_Task requirements:_ Everything in the listing should be restated word for word.

Structured figure records:
_ _ _

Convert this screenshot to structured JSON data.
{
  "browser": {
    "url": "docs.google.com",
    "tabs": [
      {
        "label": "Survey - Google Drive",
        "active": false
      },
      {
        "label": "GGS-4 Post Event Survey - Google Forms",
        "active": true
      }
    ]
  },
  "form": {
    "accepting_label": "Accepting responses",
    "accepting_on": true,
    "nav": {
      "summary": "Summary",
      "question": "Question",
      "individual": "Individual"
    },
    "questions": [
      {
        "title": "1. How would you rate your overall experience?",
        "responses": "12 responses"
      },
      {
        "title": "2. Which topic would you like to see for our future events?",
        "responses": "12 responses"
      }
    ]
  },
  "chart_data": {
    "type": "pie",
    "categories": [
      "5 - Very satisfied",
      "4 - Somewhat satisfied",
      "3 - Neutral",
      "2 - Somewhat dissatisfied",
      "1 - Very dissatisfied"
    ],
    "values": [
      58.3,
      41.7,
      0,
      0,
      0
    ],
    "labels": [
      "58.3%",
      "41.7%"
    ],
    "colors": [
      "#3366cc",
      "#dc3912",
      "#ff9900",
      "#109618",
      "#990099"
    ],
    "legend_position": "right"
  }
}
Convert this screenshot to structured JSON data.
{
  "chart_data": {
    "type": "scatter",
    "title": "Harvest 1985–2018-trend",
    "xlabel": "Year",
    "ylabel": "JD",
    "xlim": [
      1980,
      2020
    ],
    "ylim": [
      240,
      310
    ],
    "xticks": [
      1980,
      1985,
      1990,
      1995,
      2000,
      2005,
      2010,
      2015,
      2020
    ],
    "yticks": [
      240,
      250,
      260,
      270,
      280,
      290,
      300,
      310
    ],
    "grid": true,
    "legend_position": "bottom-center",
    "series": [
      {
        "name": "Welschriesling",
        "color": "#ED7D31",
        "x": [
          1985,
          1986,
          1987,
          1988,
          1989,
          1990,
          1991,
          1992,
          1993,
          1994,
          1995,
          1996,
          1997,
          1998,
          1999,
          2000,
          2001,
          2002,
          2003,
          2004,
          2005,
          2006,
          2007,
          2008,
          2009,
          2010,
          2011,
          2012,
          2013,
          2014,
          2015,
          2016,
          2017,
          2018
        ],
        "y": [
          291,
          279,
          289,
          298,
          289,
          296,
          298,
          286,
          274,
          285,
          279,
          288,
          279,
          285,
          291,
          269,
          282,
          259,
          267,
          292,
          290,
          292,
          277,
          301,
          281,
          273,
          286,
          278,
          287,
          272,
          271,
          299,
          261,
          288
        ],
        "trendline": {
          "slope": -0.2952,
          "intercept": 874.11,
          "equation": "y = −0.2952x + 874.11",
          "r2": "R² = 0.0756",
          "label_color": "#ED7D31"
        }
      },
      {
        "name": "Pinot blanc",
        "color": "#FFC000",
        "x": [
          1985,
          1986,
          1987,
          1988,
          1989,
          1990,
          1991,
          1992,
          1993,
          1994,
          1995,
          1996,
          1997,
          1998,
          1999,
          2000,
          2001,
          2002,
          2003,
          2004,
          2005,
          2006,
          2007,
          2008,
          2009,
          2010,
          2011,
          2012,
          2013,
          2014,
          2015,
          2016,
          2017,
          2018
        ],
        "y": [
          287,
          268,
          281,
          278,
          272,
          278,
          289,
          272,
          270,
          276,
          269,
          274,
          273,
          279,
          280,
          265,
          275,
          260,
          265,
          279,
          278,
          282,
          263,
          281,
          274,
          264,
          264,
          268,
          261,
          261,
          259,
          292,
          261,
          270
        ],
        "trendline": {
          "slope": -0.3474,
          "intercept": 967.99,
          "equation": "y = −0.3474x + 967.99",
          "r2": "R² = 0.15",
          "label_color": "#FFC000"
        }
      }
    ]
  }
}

_ _ _

_Correct output:_
Convert this screenshot to structured JSON data.
{
  "browser": {
    "url": "docs.google.com",
    "tabs": [
      {
        "label": "Survey - Google Drive",
        "active": false
      },
      {
        "label": "GGS-4 Post Event Survey - Google Forms",
        "active": true
      }
    ]
  },
  "form": {
    "accepting_label": "Accepting responses",
    "accepting_on": true,
    "nav": {
      "summary": "Summary",
      "question": "Question",
      "individual": "Individual"
    },
    "questions": [
      {
        "title": "1. How would you rate your overall experience?",
        "responses": "12 responses"
      },
      {
        "title": "2. Which topic would you like to see for our future events?",
        "responses": "12 responses"
      }
    ]
  },
  "chart_data": {
    "type": "pie",
    "categories": [
      "5 - Very satisfied",
      "4 - Somewhat satisfied",
      "3 - Neutral",
      "2 - Somewhat dissatisfied",
      "1 - Very dissatisfied"
    ],
    "values": [
      58.3,
      41.7,
      0,
      0,
      0
    ],
    "labels": [
      "58.3%",
      "41.7%"
    ],
    "colors": [
      "#3366cc",
      "#dc3912",
      "#ff9900",
      "#109618",
      "#990099"
    ],
    "legend_position": "right"
  }
}
Convert this screenshot to structured JSON data.
{
  "chart_data": {
    "type": "scatter",
    "title": "Harvest 1985–2018-trend",
    "xlabel": "Year",
    "ylabel": "JD",
    "xlim": [
      1980,
      2020
    ],
    "ylim": [
      240,
      310
    ],
    "xticks": [
      1980,
      1985,
      1990,
      1995,
      2000,
      2005,
      2010,
      2015,
      2020
    ],
    "yticks": [
      240,
      250,
      260,
      270,
      280,
      290,
      300,
      310
    ],
    "grid": true,
    "legend_position": "bottom-center",
    "series": [
      {
        "name": "Welschriesling",
        "color": "#ED7D31",
        "x": [
          1985,
          1986,
          1987,
          1988,
          1989,
          1990,
          1991,
          1992,
          1993,
          1994,
          1995,
          1996,
          1997,
          1998,
          1999,
          2000,
          2001,
          2002,
          2003,
          2004,
          2005,
          2006,
          2007,
          2008,
          2009,
          2010,
          2011,
          2012,
          2013,
          2014,
          2015,
          2016,
          2017,
          2018
        ],
        "y": [
          291,
          279,
          289,
          298,
          289,
          296,
          298,
          286,
          274,
          285,
          279,
          288,
          279,
          285,
          291,
          269,
          282,
          259,
          267,
          292,
          290,
          292,
          277,
          301,
          281,
          273,
          286,
          278,
          287,
          272,
          271,
          299,
          261,
          288
        ],
        "trendline": {
          "slope": -0.2952,
          "intercept": 874.11,
          "equation": "y = −0.2952x + 874.11",
          "r2": "R² = 0.0756",
          "label_color": "#ED7D31"
        }
      },
      {
        "name": "Pinot blanc",
        "color": "#FFC000",
        "x": [
          1985,
          1986,
          1987,
          1988,
          1989,
          1990,
          1991,
          1992,
          1993,
          1994,
          1995,
          1996,
          1997,
          1998,
          1999,
          2000,
          2001,
          2002,
          2003,
          2004,
          2005,
          2006,
          2007,
          2008,
          2009,
          2010,
          2011,
          2012,
          2013,
          2014,
          2015,
          2016,
          2017,
          2018
        ],
        "y": [
          287,
          268,
          281,
          278,
          272,
          278,
          289,
          272,
          270,
          276,
          269,
          274,
          273,
          279,
          280,
          265,
          275,
          260,
          265,
          279,
          278,
          282,
          263,
          281,
          274,
          264,
          264,
          268,
          261,
          261,
          259,
          292,
          261,
          270
        ],
        "trendline": {
          "slope": -0.3474,
          "intercept": 967.99,
          "equation": "y = −0.3474x + 967.99",
          "r2": "R² = 0.15",
          "label_color": "#FFC000"
        }
      }
    ]
  }
}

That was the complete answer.